**Layout records**
============================================================

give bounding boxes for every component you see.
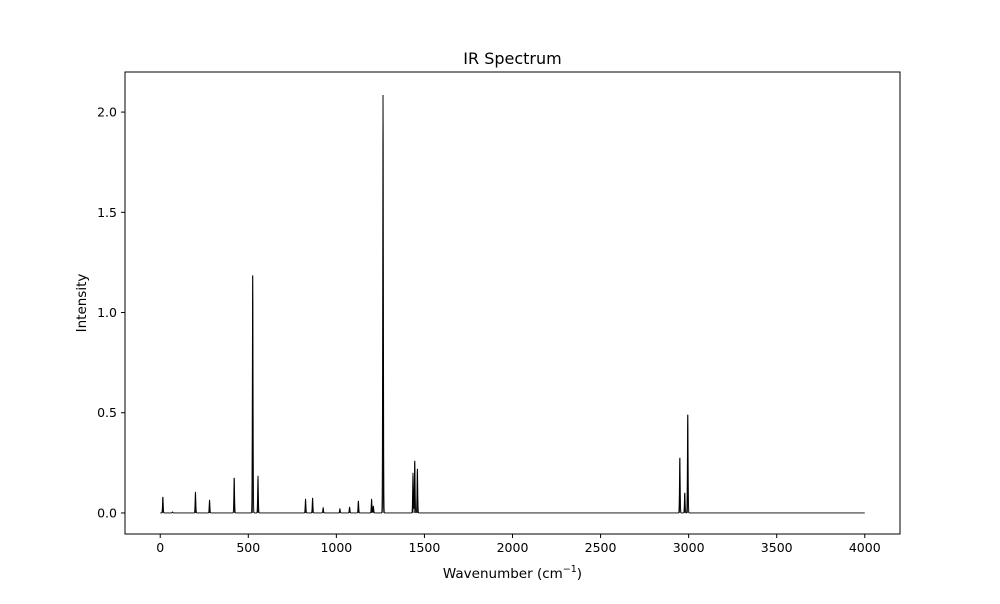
- x-axis-label-main: Wavenumber (cm: [443, 566, 563, 582]
- y-tick-label: 1.0: [97, 305, 117, 320]
- y-axis: 0.0 0.5 1.0 1.5 2.0: [97, 105, 125, 520]
- x-tick-label: 4000: [849, 540, 881, 555]
- chart-title: IR Spectrum: [463, 49, 561, 68]
- x-tick-label: 500: [236, 540, 260, 555]
- x-tick-label: 3500: [761, 540, 793, 555]
- x-axis-label: Wavenumber (cm−1): [443, 564, 582, 582]
- spectrum-line: [160, 95, 865, 514]
- x-axis-label-suffix: ): [577, 566, 582, 582]
- plot-area: [160, 95, 865, 514]
- x-tick-label: 1000: [320, 540, 352, 555]
- y-tick-label: 1.5: [97, 205, 117, 220]
- x-tick-label: 2500: [585, 540, 617, 555]
- y-axis-label: Intensity: [74, 274, 90, 333]
- x-tick-label: 0: [156, 540, 164, 555]
- x-tick-label: 1500: [409, 540, 441, 555]
- x-tick-label: 2000: [497, 540, 529, 555]
- x-axis-label-superscript: −1: [563, 564, 577, 575]
- y-tick-label: 2.0: [97, 105, 117, 120]
- y-tick-label: 0.5: [97, 405, 117, 420]
- x-tick-label: 3000: [673, 540, 705, 555]
- x-axis: 0 500 1000 1500 2000 2500 3000 3500 4000: [156, 534, 881, 555]
- y-tick-label: 0.0: [97, 505, 117, 520]
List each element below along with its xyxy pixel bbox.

============================================================

**What to do**
Transcribe the entry above line for line, leaving out the picture.

**Final result**
give bounding boxes for every component you see.
- x-axis-label-main: Wavenumber (cm: [443, 566, 563, 582]
- y-tick-label: 1.0: [97, 305, 117, 320]
- y-axis: 0.0 0.5 1.0 1.5 2.0: [97, 105, 125, 520]
- x-tick-label: 4000: [849, 540, 881, 555]
- chart-title: IR Spectrum: [463, 49, 561, 68]
- x-tick-label: 500: [236, 540, 260, 555]
- x-tick-label: 3500: [761, 540, 793, 555]
- x-axis-label: Wavenumber (cm−1): [443, 564, 582, 582]
- spectrum-line: [160, 95, 865, 514]
- x-axis-label-suffix: ): [577, 566, 582, 582]
- plot-area: [160, 95, 865, 514]
- x-tick-label: 1000: [320, 540, 352, 555]
- y-tick-label: 1.5: [97, 205, 117, 220]
- x-tick-label: 2500: [585, 540, 617, 555]
- y-axis-label: Intensity: [74, 274, 90, 333]
- x-tick-label: 0: [156, 540, 164, 555]
- x-tick-label: 1500: [409, 540, 441, 555]
- x-tick-label: 2000: [497, 540, 529, 555]
- x-axis-label-superscript: −1: [563, 564, 577, 575]
- y-tick-label: 2.0: [97, 105, 117, 120]
- y-tick-label: 0.5: [97, 405, 117, 420]
- x-tick-label: 3000: [673, 540, 705, 555]
- x-axis: 0 500 1000 1500 2000 2500 3000 3500 4000: [156, 534, 881, 555]
- y-tick-label: 0.0: [97, 505, 117, 520]
List each element below along with its xyxy pixel bbox.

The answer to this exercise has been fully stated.